[Data shown]:
## BEGIN
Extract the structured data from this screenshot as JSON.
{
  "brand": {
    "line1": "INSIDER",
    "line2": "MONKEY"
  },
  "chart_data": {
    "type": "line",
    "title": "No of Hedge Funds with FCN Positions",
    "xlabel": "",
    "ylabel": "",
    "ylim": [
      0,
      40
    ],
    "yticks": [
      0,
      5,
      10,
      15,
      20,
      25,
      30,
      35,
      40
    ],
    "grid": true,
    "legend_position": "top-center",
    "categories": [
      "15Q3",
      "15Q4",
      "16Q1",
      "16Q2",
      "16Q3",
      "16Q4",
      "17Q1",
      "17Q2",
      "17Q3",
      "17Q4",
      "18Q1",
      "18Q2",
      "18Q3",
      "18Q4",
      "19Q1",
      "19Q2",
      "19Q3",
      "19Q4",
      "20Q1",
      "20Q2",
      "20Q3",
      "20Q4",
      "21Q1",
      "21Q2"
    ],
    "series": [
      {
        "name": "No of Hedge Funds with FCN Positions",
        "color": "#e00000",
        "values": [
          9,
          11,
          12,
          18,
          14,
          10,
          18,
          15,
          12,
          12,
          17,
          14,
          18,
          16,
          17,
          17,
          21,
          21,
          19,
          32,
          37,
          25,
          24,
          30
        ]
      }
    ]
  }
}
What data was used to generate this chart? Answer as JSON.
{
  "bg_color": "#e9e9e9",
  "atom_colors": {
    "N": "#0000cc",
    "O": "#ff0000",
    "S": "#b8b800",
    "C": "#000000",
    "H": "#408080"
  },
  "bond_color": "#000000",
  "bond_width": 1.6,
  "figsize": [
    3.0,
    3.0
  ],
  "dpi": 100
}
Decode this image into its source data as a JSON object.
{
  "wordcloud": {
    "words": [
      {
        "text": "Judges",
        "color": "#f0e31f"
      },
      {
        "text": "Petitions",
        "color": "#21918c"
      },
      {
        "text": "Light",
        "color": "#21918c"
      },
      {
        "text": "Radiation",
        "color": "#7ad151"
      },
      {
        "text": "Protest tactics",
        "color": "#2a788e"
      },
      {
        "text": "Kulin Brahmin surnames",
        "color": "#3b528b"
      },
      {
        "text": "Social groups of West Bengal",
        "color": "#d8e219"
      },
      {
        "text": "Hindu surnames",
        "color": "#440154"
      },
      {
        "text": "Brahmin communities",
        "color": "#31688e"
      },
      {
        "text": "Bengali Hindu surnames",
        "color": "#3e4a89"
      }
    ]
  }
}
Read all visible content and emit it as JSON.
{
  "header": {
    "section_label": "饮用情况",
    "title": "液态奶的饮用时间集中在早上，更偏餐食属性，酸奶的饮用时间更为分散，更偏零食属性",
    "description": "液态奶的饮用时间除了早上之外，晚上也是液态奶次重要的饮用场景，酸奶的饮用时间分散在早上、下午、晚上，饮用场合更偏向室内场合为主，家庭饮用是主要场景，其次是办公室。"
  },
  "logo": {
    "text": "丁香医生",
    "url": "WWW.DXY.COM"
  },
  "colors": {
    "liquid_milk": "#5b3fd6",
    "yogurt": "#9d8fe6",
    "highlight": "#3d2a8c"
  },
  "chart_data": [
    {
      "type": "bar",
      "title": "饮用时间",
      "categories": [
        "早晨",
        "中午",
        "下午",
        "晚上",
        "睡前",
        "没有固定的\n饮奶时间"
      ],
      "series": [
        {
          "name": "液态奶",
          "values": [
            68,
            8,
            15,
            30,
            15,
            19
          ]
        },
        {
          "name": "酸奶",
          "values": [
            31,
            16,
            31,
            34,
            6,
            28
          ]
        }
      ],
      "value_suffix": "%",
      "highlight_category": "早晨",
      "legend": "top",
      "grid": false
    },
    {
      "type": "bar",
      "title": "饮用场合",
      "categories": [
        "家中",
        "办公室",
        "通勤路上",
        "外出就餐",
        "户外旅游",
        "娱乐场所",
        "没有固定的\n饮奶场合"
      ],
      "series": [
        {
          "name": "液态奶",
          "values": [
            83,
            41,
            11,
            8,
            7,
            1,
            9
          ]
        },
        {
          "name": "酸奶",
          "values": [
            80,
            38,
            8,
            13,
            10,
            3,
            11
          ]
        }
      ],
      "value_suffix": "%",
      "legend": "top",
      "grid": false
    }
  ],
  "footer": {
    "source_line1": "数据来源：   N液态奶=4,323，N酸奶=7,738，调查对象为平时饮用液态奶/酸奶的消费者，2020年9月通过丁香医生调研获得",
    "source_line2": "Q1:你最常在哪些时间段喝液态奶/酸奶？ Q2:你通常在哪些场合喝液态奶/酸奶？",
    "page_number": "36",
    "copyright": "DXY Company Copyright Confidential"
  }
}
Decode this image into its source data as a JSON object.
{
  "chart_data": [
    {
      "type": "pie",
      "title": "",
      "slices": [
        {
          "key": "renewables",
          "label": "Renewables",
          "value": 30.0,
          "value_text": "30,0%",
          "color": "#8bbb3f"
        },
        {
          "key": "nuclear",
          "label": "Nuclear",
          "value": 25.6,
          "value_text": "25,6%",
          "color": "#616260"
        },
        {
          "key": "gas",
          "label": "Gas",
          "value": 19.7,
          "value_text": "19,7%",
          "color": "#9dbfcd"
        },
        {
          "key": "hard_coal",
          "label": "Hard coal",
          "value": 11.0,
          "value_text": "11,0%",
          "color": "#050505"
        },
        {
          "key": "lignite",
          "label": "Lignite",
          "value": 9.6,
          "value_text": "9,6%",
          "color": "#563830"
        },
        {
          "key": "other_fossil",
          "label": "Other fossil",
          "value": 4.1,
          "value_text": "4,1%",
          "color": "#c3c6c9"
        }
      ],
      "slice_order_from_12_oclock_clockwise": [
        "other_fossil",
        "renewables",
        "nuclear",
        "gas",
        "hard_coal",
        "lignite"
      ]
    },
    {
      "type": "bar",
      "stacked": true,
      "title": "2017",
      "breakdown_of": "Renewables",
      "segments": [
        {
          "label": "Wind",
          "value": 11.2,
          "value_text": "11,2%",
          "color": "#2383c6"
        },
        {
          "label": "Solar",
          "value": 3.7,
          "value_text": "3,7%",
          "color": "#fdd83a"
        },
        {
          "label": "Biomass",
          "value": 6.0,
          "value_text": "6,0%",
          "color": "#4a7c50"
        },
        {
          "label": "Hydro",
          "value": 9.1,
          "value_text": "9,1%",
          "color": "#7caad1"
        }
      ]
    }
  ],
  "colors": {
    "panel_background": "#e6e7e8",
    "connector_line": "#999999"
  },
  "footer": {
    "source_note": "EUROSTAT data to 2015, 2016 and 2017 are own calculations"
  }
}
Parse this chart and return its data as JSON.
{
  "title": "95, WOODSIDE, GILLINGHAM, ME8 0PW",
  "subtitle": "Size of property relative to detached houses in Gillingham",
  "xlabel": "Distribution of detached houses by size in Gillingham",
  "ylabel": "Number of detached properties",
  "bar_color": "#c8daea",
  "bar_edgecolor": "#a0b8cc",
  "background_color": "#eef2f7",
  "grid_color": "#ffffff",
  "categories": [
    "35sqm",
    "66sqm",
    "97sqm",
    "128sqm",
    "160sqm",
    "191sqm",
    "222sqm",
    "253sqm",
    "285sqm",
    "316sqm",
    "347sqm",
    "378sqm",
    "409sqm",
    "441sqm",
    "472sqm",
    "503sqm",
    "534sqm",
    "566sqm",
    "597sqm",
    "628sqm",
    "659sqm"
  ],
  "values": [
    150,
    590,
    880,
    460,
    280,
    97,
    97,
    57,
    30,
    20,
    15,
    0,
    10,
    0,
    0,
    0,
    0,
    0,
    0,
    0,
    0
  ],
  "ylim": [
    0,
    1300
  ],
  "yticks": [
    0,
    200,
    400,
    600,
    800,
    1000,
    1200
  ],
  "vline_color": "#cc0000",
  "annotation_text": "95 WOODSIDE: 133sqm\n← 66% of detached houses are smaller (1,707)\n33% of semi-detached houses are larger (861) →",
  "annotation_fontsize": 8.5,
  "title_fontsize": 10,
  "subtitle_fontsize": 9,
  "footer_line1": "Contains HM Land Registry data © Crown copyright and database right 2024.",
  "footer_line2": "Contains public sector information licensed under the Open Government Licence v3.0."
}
## END
[Problem to solve]:
Indicate how many lines of the material include the word "xlabel"; the number alone is required.

[Expected output]:
2